(Dataset records)
##############################
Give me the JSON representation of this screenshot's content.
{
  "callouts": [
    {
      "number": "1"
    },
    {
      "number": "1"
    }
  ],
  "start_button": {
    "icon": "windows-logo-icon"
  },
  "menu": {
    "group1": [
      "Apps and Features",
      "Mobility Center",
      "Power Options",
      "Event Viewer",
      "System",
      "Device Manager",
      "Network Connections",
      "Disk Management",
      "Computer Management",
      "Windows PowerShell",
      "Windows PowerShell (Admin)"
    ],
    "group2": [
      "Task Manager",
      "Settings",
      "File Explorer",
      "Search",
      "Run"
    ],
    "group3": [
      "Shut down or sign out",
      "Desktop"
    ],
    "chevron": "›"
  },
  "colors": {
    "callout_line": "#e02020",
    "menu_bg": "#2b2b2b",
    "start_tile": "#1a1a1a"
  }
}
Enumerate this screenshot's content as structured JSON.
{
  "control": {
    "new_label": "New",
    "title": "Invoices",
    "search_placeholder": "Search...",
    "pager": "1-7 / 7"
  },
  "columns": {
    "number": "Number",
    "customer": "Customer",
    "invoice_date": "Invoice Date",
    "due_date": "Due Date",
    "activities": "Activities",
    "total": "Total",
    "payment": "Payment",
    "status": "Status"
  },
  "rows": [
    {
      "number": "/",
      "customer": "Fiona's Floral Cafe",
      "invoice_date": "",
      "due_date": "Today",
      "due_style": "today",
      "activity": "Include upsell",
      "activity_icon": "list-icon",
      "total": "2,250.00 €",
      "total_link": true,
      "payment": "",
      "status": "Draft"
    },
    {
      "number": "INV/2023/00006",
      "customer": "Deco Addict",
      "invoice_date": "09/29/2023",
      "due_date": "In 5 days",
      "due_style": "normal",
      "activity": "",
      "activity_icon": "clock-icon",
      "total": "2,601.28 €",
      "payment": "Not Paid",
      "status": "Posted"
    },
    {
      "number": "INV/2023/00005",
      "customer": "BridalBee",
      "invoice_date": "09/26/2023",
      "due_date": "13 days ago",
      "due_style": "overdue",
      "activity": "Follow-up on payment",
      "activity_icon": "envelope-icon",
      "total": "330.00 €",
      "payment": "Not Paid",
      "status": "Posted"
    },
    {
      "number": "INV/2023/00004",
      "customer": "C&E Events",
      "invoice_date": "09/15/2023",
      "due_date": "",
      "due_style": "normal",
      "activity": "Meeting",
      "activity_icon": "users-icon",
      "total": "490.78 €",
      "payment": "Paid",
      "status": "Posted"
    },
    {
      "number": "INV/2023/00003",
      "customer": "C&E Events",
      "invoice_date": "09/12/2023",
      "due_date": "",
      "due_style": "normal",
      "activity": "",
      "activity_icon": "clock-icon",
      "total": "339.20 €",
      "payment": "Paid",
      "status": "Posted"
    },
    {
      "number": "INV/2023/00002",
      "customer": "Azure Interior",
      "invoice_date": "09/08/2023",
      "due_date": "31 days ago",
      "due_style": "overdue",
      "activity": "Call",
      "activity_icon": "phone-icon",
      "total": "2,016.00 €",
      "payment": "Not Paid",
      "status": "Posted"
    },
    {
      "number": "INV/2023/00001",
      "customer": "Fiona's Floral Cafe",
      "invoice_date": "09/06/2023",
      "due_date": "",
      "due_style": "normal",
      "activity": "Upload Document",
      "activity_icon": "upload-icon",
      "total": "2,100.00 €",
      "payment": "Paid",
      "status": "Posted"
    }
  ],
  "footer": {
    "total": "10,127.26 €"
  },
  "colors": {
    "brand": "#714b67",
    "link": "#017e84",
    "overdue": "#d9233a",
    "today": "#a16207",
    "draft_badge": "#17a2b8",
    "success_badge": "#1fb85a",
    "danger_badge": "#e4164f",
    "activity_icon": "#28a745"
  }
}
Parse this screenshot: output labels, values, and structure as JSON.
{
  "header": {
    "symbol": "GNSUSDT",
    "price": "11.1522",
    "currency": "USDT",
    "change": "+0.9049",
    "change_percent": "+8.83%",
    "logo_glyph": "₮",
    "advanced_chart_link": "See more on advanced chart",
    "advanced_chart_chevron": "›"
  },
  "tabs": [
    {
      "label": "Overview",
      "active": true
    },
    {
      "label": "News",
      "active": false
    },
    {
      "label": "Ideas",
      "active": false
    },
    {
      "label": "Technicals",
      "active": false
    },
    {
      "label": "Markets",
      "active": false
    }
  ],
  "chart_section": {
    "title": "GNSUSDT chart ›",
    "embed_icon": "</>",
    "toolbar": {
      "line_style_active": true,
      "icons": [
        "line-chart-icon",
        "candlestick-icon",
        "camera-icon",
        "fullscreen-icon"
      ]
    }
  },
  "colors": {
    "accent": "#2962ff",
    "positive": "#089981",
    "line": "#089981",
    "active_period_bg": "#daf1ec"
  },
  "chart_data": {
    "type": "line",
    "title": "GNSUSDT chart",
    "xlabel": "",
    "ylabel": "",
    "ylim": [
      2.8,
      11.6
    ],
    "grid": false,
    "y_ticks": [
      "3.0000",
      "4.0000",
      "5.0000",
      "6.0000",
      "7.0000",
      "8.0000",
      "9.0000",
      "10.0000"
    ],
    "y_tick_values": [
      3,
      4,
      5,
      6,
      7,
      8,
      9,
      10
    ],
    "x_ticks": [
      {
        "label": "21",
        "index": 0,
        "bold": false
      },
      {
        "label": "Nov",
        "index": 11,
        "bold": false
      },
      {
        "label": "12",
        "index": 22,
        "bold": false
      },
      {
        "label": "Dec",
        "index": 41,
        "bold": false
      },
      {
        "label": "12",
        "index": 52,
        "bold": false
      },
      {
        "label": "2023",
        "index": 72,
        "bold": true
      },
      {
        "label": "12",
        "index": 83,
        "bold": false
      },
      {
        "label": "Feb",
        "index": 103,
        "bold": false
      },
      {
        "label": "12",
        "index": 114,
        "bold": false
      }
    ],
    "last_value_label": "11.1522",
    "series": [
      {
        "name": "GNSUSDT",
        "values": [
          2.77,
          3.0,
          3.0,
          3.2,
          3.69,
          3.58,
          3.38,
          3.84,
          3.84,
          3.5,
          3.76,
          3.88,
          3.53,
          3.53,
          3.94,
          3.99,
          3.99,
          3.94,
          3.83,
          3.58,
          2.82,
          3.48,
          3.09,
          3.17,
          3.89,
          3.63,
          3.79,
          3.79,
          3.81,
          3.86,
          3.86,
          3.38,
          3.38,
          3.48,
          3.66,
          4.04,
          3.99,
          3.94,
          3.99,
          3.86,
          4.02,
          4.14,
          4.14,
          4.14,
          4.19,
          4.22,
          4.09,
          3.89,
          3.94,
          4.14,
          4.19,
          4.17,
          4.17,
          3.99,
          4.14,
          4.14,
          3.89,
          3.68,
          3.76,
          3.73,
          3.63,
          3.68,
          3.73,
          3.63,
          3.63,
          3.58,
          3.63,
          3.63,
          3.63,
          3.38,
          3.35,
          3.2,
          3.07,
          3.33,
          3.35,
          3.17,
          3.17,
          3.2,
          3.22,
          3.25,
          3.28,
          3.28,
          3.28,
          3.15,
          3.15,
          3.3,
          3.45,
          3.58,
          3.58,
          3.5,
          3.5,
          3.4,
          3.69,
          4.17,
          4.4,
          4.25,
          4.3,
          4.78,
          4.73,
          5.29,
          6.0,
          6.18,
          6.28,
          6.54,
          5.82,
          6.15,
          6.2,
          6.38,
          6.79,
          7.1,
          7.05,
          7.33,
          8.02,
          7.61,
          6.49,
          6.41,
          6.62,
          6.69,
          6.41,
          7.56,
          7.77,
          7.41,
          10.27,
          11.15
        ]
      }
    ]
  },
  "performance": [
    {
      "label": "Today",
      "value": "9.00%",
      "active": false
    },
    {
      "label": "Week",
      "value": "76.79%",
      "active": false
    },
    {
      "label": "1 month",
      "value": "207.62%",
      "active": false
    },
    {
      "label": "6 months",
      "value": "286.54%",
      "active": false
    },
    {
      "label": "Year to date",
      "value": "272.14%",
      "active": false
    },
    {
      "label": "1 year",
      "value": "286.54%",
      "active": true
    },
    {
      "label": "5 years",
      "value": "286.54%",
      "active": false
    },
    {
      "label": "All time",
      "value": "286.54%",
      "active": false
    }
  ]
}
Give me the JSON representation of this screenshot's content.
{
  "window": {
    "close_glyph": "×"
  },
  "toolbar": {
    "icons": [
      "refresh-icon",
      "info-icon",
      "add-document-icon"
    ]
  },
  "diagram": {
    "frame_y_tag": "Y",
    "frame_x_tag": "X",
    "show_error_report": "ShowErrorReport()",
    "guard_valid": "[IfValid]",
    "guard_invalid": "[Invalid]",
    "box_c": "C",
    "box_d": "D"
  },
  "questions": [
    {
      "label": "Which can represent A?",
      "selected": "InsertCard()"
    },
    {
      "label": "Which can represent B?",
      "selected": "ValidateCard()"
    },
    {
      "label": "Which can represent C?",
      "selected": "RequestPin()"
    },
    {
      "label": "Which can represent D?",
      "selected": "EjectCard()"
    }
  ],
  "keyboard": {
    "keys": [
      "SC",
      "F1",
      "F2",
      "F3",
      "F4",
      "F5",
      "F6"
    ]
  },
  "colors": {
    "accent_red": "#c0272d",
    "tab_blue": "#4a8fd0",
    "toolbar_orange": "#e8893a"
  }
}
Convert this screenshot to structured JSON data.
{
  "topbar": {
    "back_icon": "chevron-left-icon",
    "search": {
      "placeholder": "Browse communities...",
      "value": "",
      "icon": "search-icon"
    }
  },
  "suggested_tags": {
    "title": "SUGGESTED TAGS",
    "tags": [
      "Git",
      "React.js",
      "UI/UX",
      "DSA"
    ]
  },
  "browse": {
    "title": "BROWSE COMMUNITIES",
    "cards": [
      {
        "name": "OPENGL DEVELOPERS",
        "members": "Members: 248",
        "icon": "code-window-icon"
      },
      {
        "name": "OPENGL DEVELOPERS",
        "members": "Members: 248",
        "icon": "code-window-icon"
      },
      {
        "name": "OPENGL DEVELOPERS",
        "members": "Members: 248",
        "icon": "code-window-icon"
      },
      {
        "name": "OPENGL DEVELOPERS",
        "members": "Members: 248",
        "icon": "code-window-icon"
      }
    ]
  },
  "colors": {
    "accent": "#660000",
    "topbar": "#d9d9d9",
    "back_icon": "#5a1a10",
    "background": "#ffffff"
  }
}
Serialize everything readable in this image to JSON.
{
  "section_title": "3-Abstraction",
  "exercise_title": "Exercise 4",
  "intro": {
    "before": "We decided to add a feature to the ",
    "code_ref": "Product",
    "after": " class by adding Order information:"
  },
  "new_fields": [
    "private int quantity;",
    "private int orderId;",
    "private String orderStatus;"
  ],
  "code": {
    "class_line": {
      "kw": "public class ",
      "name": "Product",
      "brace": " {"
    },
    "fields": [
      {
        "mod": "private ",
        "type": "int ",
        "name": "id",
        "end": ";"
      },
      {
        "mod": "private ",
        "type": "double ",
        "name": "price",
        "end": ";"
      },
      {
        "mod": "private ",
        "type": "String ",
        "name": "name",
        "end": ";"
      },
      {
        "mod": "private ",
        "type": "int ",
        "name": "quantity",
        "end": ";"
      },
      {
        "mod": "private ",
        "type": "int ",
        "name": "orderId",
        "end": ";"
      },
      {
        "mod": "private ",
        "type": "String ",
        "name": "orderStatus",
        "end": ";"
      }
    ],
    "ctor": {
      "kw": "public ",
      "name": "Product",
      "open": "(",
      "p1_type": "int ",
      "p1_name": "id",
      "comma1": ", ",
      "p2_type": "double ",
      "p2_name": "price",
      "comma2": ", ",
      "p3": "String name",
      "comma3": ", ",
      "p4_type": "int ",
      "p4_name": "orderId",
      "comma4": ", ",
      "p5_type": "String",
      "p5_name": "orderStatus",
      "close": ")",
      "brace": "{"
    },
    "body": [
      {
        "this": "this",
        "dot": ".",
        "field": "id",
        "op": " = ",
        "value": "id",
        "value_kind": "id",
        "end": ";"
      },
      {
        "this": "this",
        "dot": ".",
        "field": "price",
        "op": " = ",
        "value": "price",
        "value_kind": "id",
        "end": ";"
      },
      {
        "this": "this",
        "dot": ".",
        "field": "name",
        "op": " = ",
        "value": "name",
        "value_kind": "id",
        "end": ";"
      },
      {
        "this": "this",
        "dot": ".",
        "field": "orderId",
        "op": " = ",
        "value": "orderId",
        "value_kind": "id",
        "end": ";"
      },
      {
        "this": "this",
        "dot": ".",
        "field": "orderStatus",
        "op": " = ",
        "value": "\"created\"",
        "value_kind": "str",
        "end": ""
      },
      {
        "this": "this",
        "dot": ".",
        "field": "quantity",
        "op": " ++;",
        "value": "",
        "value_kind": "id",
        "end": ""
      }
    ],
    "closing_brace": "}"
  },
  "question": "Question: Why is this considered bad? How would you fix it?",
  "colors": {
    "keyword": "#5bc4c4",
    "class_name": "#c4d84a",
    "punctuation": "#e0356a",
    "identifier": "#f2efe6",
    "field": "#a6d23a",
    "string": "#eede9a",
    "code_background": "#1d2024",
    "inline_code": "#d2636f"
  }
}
##############################
REQUIRED TASK
Copy every line above in which the string "number" shows up.

RESULT OF THIS EXERCISE
      "number": "1"
      "number": "1"
    "number": "Number",
      "number": "/",
      "number": "INV/2023/00006",
      "number": "INV/2023/00005",
      "number": "INV/2023/00004",
      "number": "INV/2023/00003",
      "number": "INV/2023/00002",
      "number": "INV/2023/00001",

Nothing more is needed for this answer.